:: Written task ::
Of all the lines here, how many include the string "كنتم"? Answer with the number only.
:: Dataset entries ::
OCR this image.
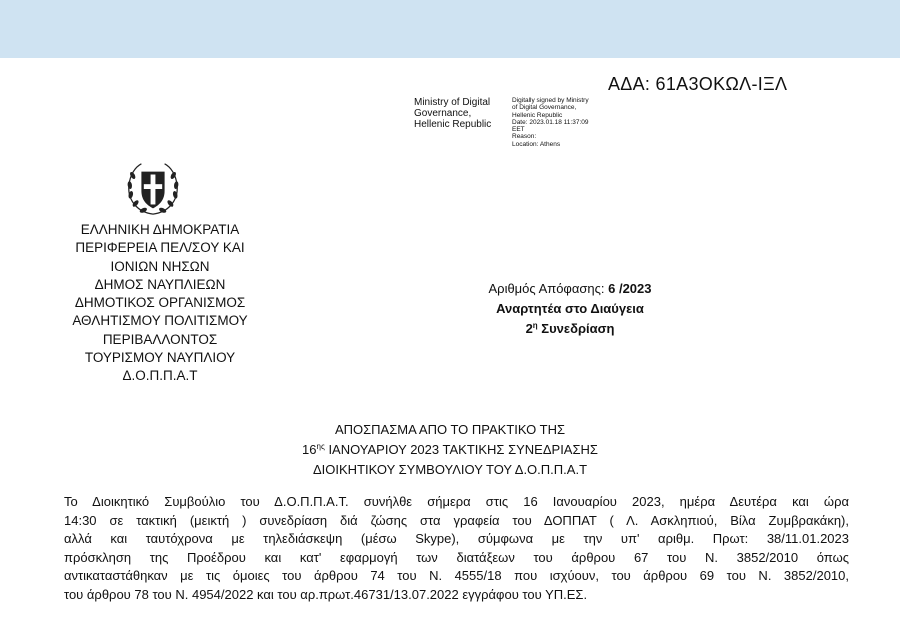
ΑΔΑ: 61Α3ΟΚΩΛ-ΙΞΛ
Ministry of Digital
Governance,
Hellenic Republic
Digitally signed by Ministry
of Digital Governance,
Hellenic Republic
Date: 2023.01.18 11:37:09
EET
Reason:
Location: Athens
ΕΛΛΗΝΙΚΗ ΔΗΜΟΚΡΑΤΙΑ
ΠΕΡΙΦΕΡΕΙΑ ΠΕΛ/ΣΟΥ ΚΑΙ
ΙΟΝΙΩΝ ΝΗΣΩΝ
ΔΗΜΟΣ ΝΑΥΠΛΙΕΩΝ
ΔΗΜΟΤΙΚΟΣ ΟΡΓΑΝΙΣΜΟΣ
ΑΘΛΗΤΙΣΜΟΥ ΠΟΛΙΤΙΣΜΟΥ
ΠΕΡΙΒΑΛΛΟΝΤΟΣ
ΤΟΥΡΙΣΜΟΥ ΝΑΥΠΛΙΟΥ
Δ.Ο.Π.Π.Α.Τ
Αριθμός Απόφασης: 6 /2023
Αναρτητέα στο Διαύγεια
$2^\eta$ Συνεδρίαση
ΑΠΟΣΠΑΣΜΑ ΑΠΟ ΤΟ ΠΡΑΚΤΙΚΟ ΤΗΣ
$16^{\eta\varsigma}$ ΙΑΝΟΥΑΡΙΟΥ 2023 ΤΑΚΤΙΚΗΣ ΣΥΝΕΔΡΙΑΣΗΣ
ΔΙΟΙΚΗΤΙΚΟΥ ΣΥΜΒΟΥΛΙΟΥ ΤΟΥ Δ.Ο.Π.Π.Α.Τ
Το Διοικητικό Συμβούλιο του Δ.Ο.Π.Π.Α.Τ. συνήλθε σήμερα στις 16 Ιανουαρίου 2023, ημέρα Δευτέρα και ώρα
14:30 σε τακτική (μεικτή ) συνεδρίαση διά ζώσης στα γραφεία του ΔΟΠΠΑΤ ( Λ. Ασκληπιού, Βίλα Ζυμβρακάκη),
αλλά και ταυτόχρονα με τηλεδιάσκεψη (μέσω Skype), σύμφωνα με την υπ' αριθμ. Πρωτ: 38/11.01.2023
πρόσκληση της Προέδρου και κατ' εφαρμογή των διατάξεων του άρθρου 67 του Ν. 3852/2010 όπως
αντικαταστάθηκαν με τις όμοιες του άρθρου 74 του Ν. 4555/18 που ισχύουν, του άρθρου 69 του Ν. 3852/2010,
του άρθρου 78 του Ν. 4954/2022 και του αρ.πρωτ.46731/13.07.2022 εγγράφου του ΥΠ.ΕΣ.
:::
:: Dataset entries ::
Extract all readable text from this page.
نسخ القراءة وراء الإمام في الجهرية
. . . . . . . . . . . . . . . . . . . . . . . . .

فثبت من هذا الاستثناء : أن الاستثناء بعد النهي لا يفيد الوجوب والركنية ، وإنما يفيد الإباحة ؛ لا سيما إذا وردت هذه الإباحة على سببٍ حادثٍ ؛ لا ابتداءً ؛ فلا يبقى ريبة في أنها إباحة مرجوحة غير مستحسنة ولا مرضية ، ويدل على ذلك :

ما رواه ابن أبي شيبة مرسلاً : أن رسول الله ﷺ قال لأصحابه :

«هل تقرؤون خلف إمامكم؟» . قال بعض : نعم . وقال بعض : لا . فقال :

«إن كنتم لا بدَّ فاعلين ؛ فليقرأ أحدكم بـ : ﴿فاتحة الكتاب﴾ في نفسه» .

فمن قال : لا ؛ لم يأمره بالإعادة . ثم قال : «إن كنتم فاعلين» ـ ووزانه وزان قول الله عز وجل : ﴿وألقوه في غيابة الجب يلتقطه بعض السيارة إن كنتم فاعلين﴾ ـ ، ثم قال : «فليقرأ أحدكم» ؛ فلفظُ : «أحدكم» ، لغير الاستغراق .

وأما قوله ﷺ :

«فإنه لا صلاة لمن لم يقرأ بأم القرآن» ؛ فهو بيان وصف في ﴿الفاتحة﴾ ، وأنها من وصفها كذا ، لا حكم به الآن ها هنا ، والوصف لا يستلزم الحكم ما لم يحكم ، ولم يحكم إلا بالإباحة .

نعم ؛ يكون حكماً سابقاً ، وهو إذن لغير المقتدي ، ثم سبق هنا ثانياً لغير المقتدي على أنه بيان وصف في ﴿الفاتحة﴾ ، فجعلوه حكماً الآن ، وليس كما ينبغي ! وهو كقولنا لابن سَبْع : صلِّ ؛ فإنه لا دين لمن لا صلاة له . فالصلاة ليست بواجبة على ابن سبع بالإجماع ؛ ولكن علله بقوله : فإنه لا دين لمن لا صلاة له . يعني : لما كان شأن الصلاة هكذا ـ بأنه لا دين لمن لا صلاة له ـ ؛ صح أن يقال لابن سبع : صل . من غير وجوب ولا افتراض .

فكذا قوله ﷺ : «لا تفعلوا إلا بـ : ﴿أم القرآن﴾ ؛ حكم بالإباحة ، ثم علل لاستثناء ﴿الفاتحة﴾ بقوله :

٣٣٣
:::
:: Result ::
2